Written tasks.
- A) In the Inca Trail account, how many candidates were running for president in the upcoming election?
- B) Write the next part of the Inca Trail account, picking up right after Jon's "game of inches" comment.

Extract.
Inca Trail – Our SAS Family

We awoke at 5.00 am to begin our Inca Trail journey.  We were still very exhausted and a bit slow moving and Liz came to our room just before our scheduled pickup to make sure we were awake and alive and hurry us along. In all the rush I left my headlamp somewhere in the hostel which would prove unfortunate for the next three nights.

Our bus pickup arrived bright and early at 5.30 and we loaded up with our daypacks stuffed to the brim and both tried to fall back asleep for a bit more sleep as we picked up the rest of what would become known as our SAS Family. After about an hour we gave up on trying to sleep and instead watched the Peruvian countryside roll by.  It was incredibly beautiful even on a grey and rainy day, with bright green fields and mountains in the background.  Farm houses dotted the landscape, constructed with mud bricks and painted with political ads in bright colors for the upcoming presidential election.

Most houses had a very large ad painted on the side of them declaring their choice of the 19 candidates running for president.
Most houses had a very large ad painted on the side of them declaring their choice of the 19 candidates running for president.

We stopped at one of these houses for breakfast and to pick up any forgotten supplies.  We all made use of the restroom and noticed a pen of guinea pigs at the back of the house and were reminded that Cuy is a delicacy in Peru.  Luckily our breakfast was only eggs and toast and did not feature any former pets.

After breakfast we climbed back aboard the bus and drove to Ollantaytambo, a small frontier town at the head of the Sacred Valley that serves as a jumping off point for Macchu Picchu.  We stopped in the town square for a little bit where we took some pictures and admired the very brightly colored textiles for sales at the shops around the perimeter.  Aldo, our guide for the next four days, took some of us through back alleys to an overlook of our first Incan ruins.  Ollantaytambo had been an Incan stronghold back in the day and the ruins of the old town were still very well preserved across the valley from us.  It was here as well that a local girl performed a Quechua song and dance for us to wish the farms a good harvest.  It was pretty awful but we all gave her a Sol (30 cents) for her trouble.

A local Quechua man standing in the town square in Ollataytambo.
A local Quechua man standing in the town square in Ollataytambo.
Our first ruins above the town.
Our first ruins above the town.
They have tuk-tuks here too!
They have tuk-tuks here too!
The little girl talking Aldo into letting her perform for us.
The little girl talking Aldo into letting her perform for us.

After our brief stop in Ollantaytambo, we got back out of the rain and onto the bus to finish the drive to the trailhead.  It took us along a terrifying one lane dirt road next to a raging, muddy river.  More than once we had to back up to facilitate the two way traffic on this one lane road, but our driver had truly impressive skills, leading Jon to comment that driving in Peru is just like football, “a game of inches.”

Stored data
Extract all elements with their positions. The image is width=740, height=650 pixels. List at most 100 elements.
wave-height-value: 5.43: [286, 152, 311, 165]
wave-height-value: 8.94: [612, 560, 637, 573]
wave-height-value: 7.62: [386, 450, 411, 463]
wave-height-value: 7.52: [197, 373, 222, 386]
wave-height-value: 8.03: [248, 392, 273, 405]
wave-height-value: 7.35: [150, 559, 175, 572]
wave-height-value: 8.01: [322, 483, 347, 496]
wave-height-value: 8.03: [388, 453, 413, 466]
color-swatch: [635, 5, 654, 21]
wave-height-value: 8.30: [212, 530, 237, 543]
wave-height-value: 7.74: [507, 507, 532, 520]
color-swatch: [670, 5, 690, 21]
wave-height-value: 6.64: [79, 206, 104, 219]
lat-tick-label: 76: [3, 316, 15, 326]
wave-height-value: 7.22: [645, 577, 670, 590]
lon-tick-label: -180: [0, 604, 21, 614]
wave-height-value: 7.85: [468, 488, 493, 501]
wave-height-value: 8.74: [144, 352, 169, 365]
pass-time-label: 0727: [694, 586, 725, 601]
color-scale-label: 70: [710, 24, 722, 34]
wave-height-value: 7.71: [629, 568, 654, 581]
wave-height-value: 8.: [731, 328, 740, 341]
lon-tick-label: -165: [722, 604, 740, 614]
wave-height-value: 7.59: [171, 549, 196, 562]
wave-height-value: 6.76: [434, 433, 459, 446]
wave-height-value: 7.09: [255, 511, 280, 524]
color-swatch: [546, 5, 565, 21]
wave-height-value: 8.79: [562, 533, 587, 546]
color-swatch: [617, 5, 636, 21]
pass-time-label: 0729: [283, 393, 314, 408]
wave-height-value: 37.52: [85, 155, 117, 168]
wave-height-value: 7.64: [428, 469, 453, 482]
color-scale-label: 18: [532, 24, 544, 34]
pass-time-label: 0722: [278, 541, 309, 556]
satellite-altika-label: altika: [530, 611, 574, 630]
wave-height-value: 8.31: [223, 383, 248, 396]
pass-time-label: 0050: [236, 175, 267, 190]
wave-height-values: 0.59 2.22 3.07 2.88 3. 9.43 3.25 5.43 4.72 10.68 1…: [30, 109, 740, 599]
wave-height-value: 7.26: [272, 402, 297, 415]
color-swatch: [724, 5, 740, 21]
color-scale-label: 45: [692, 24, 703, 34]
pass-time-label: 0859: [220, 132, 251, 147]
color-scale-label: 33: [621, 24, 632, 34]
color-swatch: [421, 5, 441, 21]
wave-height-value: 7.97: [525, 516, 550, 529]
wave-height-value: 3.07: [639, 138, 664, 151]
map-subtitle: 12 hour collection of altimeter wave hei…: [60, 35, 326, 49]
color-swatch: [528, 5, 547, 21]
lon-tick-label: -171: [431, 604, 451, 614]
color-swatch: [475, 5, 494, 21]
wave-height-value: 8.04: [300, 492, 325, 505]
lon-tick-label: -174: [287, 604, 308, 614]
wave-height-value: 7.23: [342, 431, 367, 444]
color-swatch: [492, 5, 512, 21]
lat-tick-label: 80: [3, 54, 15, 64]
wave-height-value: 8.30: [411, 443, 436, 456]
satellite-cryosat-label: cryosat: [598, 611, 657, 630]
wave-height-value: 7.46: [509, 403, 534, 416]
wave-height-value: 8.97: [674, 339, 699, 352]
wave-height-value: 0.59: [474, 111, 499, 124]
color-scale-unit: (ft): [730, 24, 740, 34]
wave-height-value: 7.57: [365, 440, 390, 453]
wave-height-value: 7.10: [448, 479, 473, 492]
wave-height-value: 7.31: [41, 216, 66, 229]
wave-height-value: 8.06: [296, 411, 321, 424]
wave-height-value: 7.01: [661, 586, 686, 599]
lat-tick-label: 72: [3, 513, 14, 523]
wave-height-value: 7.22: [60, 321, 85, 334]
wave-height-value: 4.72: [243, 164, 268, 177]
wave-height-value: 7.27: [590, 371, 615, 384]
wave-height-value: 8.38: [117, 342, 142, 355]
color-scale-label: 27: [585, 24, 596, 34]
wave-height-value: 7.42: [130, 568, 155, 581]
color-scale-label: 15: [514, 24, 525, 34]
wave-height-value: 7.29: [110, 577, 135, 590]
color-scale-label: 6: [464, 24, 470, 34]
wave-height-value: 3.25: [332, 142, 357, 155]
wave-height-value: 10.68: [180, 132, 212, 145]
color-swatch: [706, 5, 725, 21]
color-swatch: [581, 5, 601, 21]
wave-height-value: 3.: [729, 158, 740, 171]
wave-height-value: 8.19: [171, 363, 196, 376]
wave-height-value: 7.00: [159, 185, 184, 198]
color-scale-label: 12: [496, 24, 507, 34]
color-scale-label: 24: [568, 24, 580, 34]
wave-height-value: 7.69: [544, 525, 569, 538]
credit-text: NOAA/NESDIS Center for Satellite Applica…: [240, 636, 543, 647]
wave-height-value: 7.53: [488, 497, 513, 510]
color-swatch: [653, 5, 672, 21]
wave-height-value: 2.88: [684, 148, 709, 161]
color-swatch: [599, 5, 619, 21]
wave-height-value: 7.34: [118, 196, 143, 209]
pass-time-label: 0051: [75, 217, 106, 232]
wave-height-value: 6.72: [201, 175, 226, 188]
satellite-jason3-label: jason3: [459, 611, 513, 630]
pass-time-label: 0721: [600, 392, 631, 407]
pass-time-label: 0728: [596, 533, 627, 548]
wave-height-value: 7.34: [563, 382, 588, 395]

Exercise results.
- A) 19

- B)
Finally at the trail head, we were issued our sleeping bags and foam mattresses.  Both were absolutely massive and very heavy and Lynn and I were very concerned how this was going to attach to our already overstuffed daypacks.  While we played with some string trying to get them attached I got increasingly frustrated at our lack of foresight in planning how we would carry all of this stuff.  The frustration was not helped by the local women who were very insistent that I buy the straps they were selling or the rain that had started falling again, getting everything all wet.  I had to make Lynn get the women away from me before my “no gracias” turned into something a bit less polite.  Eventually, with some help from our guides, Aldo and Ronnie, we managed to strap everything together and tie our cheap plastic ponchos around it for some measure of waterproofness.

Arrived at the trailhead and getting our things together. The guys in blue will be our porters, carrying tents, food, etc.
Arrived at the trailhead and getting our things together. The guys in blue will be our porters, carrying tents, food, etc.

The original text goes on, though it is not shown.